BRIEF:
Take the material below and retype it in full; pictures are left out.

EXTRACTED INFORMATION:
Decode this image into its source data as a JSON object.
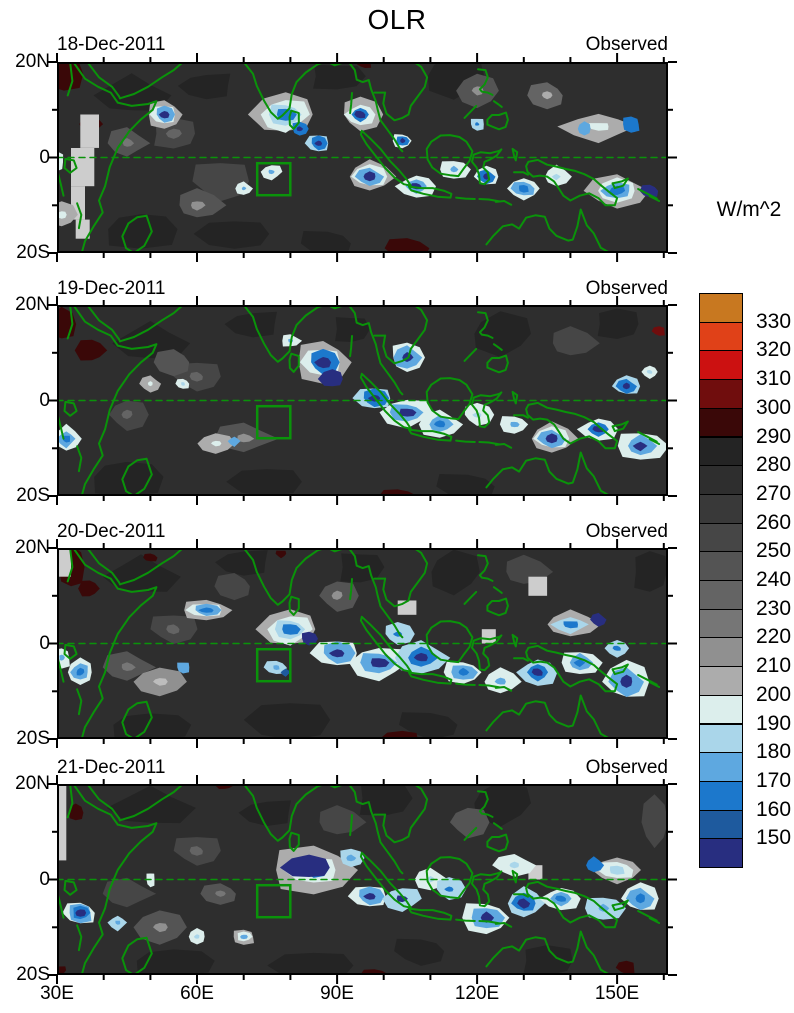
{
  "title": "OLR",
  "panels": [
    {
      "date": "18-Dec-2011",
      "source": "Observed"
    },
    {
      "date": "19-Dec-2011",
      "source": "Observed"
    },
    {
      "date": "20-Dec-2011",
      "source": "Observed"
    },
    {
      "date": "21-Dec-2011",
      "source": "Observed"
    }
  ],
  "axes": {
    "x_tick_labels": [
      "30E",
      "60E",
      "90E",
      "120E",
      "150E"
    ],
    "y_tick_labels": [
      "20N",
      "0",
      "20S"
    ]
  },
  "colorbar": {
    "units_label": "W/m^2",
    "tick_labels_top_to_bottom": [
      "330",
      "320",
      "310",
      "300",
      "290",
      "280",
      "270",
      "260",
      "250",
      "240",
      "230",
      "220",
      "210",
      "200",
      "190",
      "180",
      "170",
      "160",
      "150"
    ],
    "cell_colors_top_to_bottom": [
      "#c87820",
      "#e04118",
      "#cc1111",
      "#700d0d",
      "#3a0808",
      "#242424",
      "#2e2e2e",
      "#393939",
      "#464646",
      "#545454",
      "#646464",
      "#767676",
      "#909090",
      "#acacac",
      "#dceeec",
      "#aad6ea",
      "#5ea8e0",
      "#1c78cc",
      "#1e5a9e",
      "#282e80"
    ]
  },
  "chart_data": {
    "type": "heatmap",
    "title": "OLR",
    "units": "W/m^2",
    "panel_dates": [
      "18-Dec-2011",
      "19-Dec-2011",
      "20-Dec-2011",
      "21-Dec-2011"
    ],
    "panel_source_label": "Observed",
    "x_axis": {
      "tick_labels": [
        "30E",
        "60E",
        "90E",
        "120E",
        "150E"
      ],
      "tick_values_deg_east": [
        30,
        60,
        90,
        120,
        150
      ],
      "range_deg_east": [
        30,
        160
      ]
    },
    "y_axis": {
      "tick_labels": [
        "20N",
        "0",
        "20S"
      ],
      "tick_values_deg_north": [
        20,
        0,
        -20
      ],
      "range_deg_north": [
        -20,
        20
      ]
    },
    "contour_levels_w_m2": [
      150,
      160,
      170,
      180,
      190,
      200,
      210,
      220,
      230,
      240,
      250,
      260,
      270,
      280,
      290,
      300,
      310,
      320,
      330
    ],
    "level_colors_low_to_high": [
      "#282e80",
      "#1e5a9e",
      "#1c78cc",
      "#5ea8e0",
      "#aad6ea",
      "#dceeec",
      "#acacac",
      "#909090",
      "#767676",
      "#646464",
      "#545454",
      "#464646",
      "#393939",
      "#2e2e2e",
      "#242424",
      "#3a0808",
      "#700d0d",
      "#cc1111",
      "#e04118",
      "#c87820"
    ],
    "legend_position": "right",
    "overlay": {
      "coastline_color": "#0a930a",
      "equator_line": "green dashed line at 0 latitude",
      "reference_box": "green rectangle approx 73E-80E, 1S-8S in each panel",
      "missing_data_color": "#cdcdcd"
    }
  }
}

CORRECT RESULT:
Decode this image into its source data as a JSON object.
{
  "title": "OLR",
  "panels": [
    {
      "date": "18-Dec-2011",
      "source": "Observed"
    },
    {
      "date": "19-Dec-2011",
      "source": "Observed"
    },
    {
      "date": "20-Dec-2011",
      "source": "Observed"
    },
    {
      "date": "21-Dec-2011",
      "source": "Observed"
    }
  ],
  "axes": {
    "x_tick_labels": [
      "30E",
      "60E",
      "90E",
      "120E",
      "150E"
    ],
    "y_tick_labels": [
      "20N",
      "0",
      "20S"
    ]
  },
  "colorbar": {
    "units_label": "W/m^2",
    "tick_labels_top_to_bottom": [
      "330",
      "320",
      "310",
      "300",
      "290",
      "280",
      "270",
      "260",
      "250",
      "240",
      "230",
      "220",
      "210",
      "200",
      "190",
      "180",
      "170",
      "160",
      "150"
    ],
    "cell_colors_top_to_bottom": [
      "#c87820",
      "#e04118",
      "#cc1111",
      "#700d0d",
      "#3a0808",
      "#242424",
      "#2e2e2e",
      "#393939",
      "#464646",
      "#545454",
      "#646464",
      "#767676",
      "#909090",
      "#acacac",
      "#dceeec",
      "#aad6ea",
      "#5ea8e0",
      "#1c78cc",
      "#1e5a9e",
      "#282e80"
    ]
  },
  "chart_data": {
    "type": "heatmap",
    "title": "OLR",
    "units": "W/m^2",
    "panel_dates": [
      "18-Dec-2011",
      "19-Dec-2011",
      "20-Dec-2011",
      "21-Dec-2011"
    ],
    "panel_source_label": "Observed",
    "x_axis": {
      "tick_labels": [
        "30E",
        "60E",
        "90E",
        "120E",
        "150E"
      ],
      "tick_values_deg_east": [
        30,
        60,
        90,
        120,
        150
      ],
      "range_deg_east": [
        30,
        160
      ]
    },
    "y_axis": {
      "tick_labels": [
        "20N",
        "0",
        "20S"
      ],
      "tick_values_deg_north": [
        20,
        0,
        -20
      ],
      "range_deg_north": [
        -20,
        20
      ]
    },
    "contour_levels_w_m2": [
      150,
      160,
      170,
      180,
      190,
      200,
      210,
      220,
      230,
      240,
      250,
      260,
      270,
      280,
      290,
      300,
      310,
      320,
      330
    ],
    "level_colors_low_to_high": [
      "#282e80",
      "#1e5a9e",
      "#1c78cc",
      "#5ea8e0",
      "#aad6ea",
      "#dceeec",
      "#acacac",
      "#909090",
      "#767676",
      "#646464",
      "#545454",
      "#464646",
      "#393939",
      "#2e2e2e",
      "#242424",
      "#3a0808",
      "#700d0d",
      "#cc1111",
      "#e04118",
      "#c87820"
    ],
    "legend_position": "right",
    "overlay": {
      "coastline_color": "#0a930a",
      "equator_line": "green dashed line at 0 latitude",
      "reference_box": "green rectangle approx 73E-80E, 1S-8S in each panel",
      "missing_data_color": "#cdcdcd"
    }
  }
}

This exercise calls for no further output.